** BEGIN DATA ENTRIES **
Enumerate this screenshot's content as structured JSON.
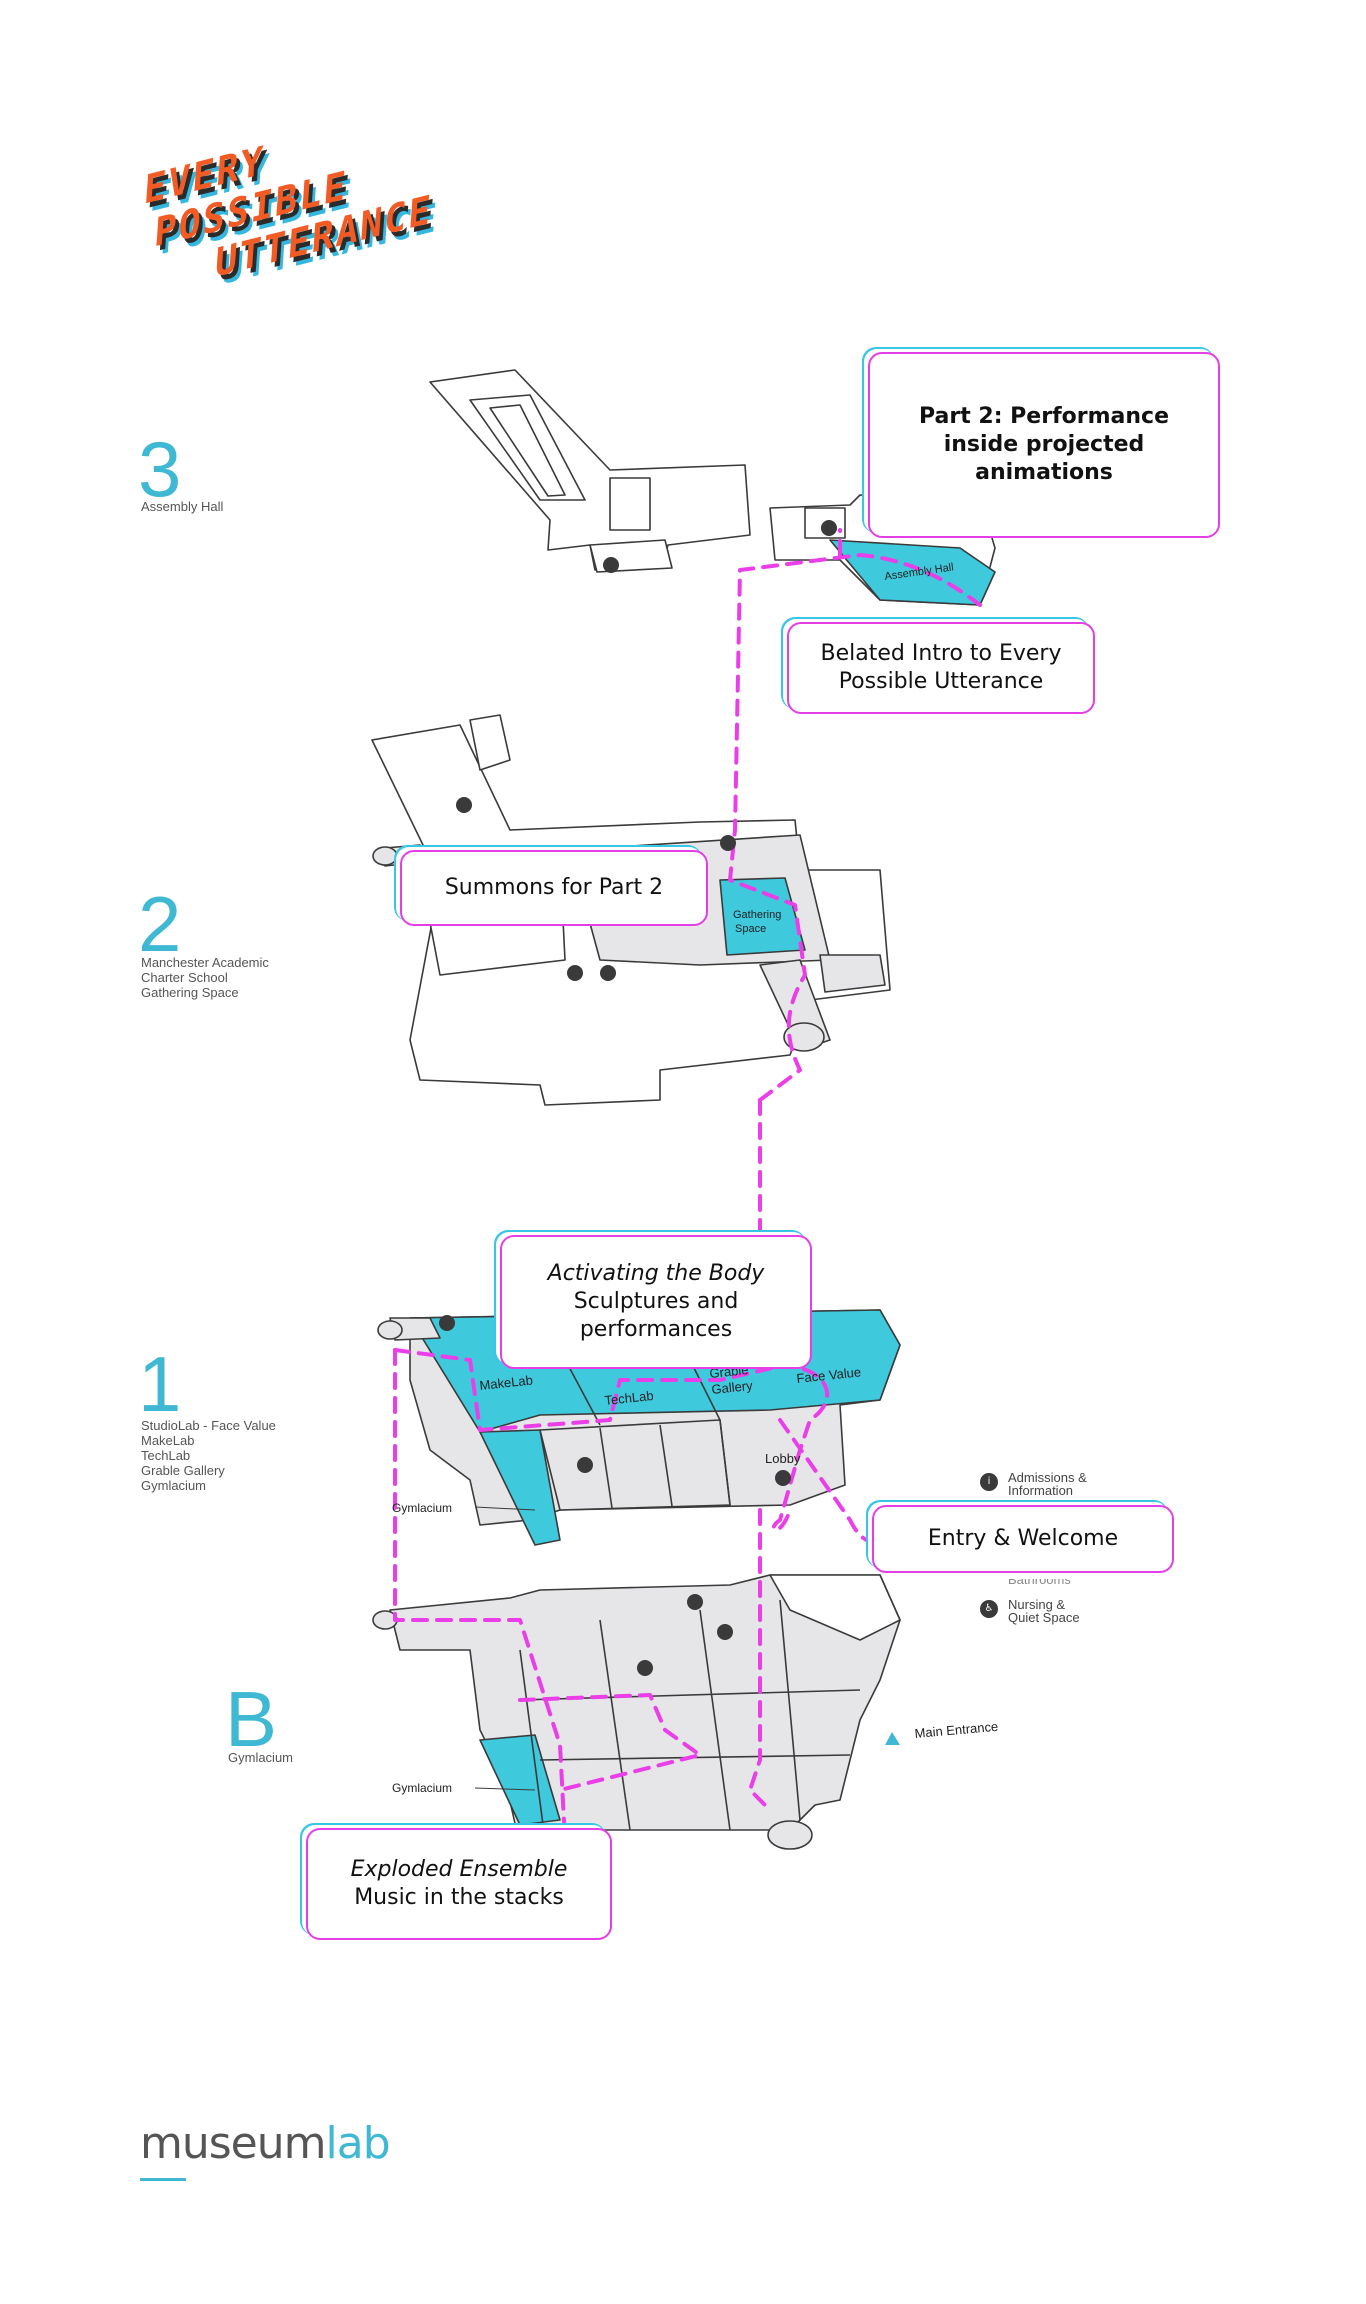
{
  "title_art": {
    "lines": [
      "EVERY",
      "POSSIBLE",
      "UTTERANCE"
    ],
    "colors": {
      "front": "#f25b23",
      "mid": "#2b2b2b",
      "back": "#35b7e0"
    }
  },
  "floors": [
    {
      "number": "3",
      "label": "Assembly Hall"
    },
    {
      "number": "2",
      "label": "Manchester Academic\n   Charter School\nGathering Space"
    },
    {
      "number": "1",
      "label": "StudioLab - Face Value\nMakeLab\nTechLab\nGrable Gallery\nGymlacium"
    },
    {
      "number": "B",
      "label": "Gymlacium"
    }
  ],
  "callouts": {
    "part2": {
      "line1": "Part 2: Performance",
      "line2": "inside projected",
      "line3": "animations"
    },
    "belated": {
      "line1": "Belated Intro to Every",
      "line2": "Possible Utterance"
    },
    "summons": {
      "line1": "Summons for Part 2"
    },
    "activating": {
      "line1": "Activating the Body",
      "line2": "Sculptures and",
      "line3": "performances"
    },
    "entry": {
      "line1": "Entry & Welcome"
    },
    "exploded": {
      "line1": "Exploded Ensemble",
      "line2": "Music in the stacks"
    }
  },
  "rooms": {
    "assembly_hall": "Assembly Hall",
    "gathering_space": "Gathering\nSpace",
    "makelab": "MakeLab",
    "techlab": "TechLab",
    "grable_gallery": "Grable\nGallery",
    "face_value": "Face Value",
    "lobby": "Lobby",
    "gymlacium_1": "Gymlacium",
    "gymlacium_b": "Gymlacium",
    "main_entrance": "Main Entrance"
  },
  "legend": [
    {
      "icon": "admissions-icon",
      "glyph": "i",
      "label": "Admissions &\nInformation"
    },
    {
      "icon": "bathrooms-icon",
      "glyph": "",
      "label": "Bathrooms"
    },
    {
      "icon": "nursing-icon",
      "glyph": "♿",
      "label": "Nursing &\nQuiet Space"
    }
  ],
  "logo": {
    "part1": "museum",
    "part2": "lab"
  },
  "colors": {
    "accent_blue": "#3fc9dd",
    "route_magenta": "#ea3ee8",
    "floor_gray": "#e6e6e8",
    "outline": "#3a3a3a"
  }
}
** END DATA ENTRIES **
* _SHORT PROBLEM_
Output, exactly, all the records above; include no pictures.

* _RESULT_
Enumerate this screenshot's content as structured JSON.
{
  "title_art": {
    "lines": [
      "EVERY",
      "POSSIBLE",
      "UTTERANCE"
    ],
    "colors": {
      "front": "#f25b23",
      "mid": "#2b2b2b",
      "back": "#35b7e0"
    }
  },
  "floors": [
    {
      "number": "3",
      "label": "Assembly Hall"
    },
    {
      "number": "2",
      "label": "Manchester Academic\n   Charter School\nGathering Space"
    },
    {
      "number": "1",
      "label": "StudioLab - Face Value\nMakeLab\nTechLab\nGrable Gallery\nGymlacium"
    },
    {
      "number": "B",
      "label": "Gymlacium"
    }
  ],
  "callouts": {
    "part2": {
      "line1": "Part 2: Performance",
      "line2": "inside projected",
      "line3": "animations"
    },
    "belated": {
      "line1": "Belated Intro to Every",
      "line2": "Possible Utterance"
    },
    "summons": {
      "line1": "Summons for Part 2"
    },
    "activating": {
      "line1": "Activating the Body",
      "line2": "Sculptures and",
      "line3": "performances"
    },
    "entry": {
      "line1": "Entry & Welcome"
    },
    "exploded": {
      "line1": "Exploded Ensemble",
      "line2": "Music in the stacks"
    }
  },
  "rooms": {
    "assembly_hall": "Assembly Hall",
    "gathering_space": "Gathering\nSpace",
    "makelab": "MakeLab",
    "techlab": "TechLab",
    "grable_gallery": "Grable\nGallery",
    "face_value": "Face Value",
    "lobby": "Lobby",
    "gymlacium_1": "Gymlacium",
    "gymlacium_b": "Gymlacium",
    "main_entrance": "Main Entrance"
  },
  "legend": [
    {
      "icon": "admissions-icon",
      "glyph": "i",
      "label": "Admissions &\nInformation"
    },
    {
      "icon": "bathrooms-icon",
      "glyph": "",
      "label": "Bathrooms"
    },
    {
      "icon": "nursing-icon",
      "glyph": "♿",
      "label": "Nursing &\nQuiet Space"
    }
  ],
  "logo": {
    "part1": "museum",
    "part2": "lab"
  },
  "colors": {
    "accent_blue": "#3fc9dd",
    "route_magenta": "#ea3ee8",
    "floor_gray": "#e6e6e8",
    "outline": "#3a3a3a"
  }
}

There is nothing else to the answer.